- Goal of the exercise
Find all lines in the listing that include the word "developed", then copy them.
● ● ● ●
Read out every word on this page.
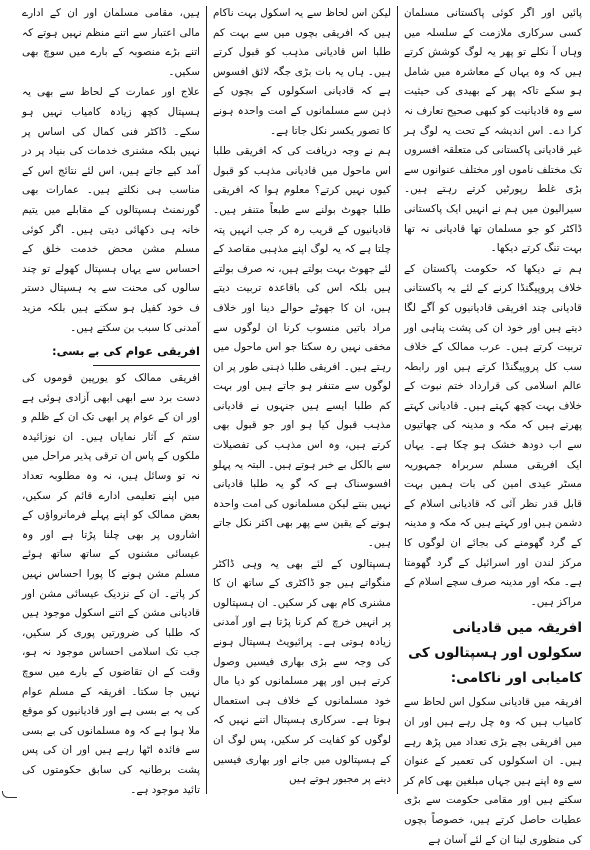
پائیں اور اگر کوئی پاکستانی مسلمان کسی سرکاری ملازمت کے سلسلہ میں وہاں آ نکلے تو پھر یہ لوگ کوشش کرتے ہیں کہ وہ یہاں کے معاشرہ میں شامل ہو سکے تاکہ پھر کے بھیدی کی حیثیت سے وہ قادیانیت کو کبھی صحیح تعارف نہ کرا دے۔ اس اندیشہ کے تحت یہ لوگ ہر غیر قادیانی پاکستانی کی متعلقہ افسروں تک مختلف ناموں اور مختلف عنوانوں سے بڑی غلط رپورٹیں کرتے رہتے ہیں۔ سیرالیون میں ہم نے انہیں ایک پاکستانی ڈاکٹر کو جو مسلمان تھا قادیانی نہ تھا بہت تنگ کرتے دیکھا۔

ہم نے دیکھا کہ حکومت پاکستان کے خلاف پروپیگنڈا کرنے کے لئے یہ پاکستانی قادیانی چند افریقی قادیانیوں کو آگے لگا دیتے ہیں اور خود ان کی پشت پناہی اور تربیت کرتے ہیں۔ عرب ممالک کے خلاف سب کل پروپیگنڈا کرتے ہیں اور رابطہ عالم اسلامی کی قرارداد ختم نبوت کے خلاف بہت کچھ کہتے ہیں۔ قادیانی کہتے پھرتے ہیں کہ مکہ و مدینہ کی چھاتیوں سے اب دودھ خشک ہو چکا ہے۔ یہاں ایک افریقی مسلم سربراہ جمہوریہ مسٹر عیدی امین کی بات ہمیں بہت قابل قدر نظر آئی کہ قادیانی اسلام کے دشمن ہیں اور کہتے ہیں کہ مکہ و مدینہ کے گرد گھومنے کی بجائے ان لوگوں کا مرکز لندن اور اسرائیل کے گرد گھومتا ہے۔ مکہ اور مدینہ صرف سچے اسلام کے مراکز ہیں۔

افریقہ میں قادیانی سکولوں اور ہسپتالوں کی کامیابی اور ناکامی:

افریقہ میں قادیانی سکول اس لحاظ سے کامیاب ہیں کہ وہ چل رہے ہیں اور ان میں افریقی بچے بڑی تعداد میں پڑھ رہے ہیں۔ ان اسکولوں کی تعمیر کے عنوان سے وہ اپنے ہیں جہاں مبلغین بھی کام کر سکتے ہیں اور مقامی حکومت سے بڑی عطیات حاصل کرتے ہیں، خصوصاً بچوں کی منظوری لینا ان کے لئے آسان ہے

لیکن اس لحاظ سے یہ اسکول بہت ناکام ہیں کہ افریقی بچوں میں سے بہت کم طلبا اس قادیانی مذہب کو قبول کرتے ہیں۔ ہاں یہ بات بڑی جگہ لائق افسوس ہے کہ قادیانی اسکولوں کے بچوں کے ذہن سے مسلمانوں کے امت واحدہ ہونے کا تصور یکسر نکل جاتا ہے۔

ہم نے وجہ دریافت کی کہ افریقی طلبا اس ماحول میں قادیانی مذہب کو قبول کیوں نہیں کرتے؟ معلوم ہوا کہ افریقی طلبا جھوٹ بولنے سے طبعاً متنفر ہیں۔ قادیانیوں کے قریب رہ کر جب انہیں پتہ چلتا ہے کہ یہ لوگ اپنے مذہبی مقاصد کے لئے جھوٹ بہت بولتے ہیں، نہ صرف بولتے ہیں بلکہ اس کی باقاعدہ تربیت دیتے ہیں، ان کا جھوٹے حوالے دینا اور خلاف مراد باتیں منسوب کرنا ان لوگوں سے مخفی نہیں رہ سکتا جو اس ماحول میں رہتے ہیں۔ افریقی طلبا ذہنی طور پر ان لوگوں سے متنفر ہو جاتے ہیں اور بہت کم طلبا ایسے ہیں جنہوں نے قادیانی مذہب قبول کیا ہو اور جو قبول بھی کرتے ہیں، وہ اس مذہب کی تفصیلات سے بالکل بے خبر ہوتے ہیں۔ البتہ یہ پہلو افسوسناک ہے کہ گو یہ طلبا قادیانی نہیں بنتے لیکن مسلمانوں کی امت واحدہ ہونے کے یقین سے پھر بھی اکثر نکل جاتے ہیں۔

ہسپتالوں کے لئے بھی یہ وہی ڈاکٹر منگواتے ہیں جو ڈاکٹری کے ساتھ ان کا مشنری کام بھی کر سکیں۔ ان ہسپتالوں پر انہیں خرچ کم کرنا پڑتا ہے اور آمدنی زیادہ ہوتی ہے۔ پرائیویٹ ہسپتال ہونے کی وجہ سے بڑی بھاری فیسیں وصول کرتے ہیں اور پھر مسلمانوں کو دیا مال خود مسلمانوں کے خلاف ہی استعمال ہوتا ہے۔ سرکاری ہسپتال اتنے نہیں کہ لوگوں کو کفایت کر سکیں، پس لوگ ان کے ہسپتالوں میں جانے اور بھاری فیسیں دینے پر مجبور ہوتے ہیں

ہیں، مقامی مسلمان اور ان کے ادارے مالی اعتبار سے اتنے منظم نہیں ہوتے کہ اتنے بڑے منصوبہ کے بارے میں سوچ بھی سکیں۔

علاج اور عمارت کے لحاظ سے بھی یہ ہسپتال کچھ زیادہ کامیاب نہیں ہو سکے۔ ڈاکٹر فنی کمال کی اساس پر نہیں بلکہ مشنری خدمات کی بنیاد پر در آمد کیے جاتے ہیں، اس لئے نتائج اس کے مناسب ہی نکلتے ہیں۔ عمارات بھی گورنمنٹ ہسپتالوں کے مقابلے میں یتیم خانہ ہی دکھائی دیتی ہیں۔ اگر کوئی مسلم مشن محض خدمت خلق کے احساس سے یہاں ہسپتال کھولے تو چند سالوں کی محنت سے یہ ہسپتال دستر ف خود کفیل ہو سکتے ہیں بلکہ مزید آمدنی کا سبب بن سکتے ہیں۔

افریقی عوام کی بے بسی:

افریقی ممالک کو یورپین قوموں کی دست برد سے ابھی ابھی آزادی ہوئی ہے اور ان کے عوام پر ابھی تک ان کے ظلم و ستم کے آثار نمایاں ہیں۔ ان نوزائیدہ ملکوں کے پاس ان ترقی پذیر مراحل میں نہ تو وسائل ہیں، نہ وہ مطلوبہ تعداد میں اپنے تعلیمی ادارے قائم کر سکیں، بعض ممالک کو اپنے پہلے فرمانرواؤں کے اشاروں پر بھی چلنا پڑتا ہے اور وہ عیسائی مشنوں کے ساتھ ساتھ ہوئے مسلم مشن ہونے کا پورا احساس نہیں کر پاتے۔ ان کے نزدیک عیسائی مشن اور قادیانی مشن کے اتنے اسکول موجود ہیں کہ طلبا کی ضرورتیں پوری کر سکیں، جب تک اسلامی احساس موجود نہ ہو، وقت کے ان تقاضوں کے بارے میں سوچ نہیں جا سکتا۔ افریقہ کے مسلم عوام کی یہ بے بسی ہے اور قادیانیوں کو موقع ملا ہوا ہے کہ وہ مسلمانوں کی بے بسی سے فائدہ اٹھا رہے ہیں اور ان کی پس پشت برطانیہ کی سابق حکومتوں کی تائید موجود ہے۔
● ● ● ●
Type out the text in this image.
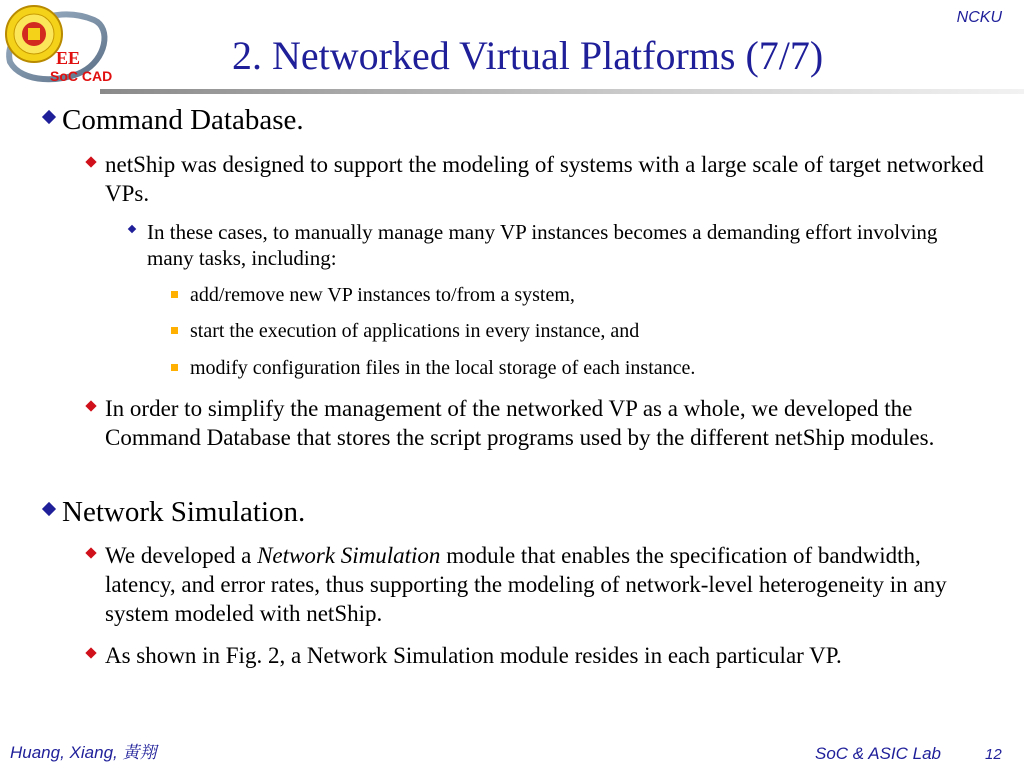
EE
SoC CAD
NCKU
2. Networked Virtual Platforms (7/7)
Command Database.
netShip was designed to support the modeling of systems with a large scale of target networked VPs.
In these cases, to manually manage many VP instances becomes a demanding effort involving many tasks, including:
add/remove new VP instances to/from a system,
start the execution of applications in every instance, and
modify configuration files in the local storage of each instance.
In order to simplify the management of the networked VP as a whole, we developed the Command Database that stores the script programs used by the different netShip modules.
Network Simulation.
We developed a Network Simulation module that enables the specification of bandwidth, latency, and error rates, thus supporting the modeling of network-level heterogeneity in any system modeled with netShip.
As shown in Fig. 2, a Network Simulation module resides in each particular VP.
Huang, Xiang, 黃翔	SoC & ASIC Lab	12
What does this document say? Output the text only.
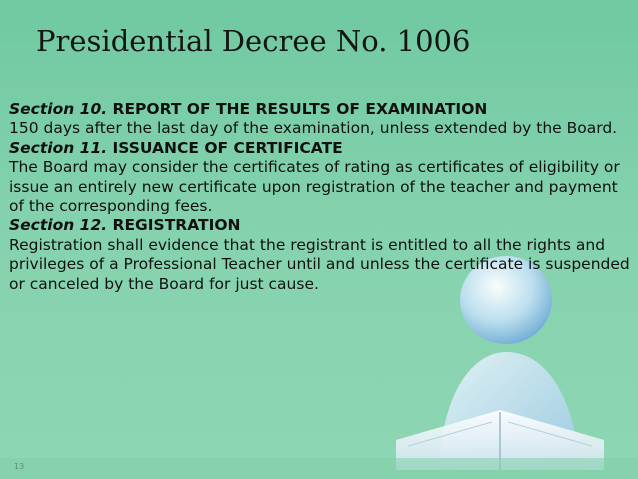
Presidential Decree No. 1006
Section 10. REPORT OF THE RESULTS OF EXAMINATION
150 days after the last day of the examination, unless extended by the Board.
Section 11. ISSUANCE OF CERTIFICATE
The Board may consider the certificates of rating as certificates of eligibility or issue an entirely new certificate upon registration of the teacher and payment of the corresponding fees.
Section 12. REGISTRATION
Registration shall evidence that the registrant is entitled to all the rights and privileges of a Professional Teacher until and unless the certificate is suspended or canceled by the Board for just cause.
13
● ● ● ●
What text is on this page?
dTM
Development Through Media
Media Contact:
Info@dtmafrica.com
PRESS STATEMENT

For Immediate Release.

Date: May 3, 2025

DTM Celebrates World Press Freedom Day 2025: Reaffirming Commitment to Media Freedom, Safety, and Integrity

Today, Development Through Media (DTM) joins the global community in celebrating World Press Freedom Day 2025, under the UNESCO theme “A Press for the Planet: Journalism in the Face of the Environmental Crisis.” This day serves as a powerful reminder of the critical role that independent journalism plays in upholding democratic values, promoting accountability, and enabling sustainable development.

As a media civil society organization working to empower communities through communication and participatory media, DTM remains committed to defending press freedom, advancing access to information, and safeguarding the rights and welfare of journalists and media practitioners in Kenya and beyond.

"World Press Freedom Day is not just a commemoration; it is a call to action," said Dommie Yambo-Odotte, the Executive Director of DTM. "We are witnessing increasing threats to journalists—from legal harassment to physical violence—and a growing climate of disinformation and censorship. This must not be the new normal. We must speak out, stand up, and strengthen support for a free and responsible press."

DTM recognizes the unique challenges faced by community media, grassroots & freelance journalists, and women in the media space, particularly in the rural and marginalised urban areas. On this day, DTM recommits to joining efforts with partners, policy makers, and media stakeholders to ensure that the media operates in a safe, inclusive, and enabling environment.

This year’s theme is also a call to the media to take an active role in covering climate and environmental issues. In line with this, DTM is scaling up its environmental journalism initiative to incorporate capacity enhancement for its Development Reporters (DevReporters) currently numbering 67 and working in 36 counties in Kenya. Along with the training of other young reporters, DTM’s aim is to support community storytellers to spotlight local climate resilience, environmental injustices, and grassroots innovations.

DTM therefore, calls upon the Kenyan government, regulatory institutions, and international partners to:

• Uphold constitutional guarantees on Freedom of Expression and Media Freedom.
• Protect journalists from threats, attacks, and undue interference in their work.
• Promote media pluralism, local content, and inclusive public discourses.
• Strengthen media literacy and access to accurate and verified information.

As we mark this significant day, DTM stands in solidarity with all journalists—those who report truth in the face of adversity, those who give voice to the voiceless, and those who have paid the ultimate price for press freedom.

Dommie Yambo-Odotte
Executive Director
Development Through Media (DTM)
● ● ● ●
- Exercise solution
In order to simplify the management of the networked VP as a whole, we developed the Command Database that stores the script programs used by the different netShip modules.
We developed a Network Simulation module that enables the specification of bandwidth, latency, and error rates, thus supporting the modeling of network-level heterogeneity in any system modeled with netShip.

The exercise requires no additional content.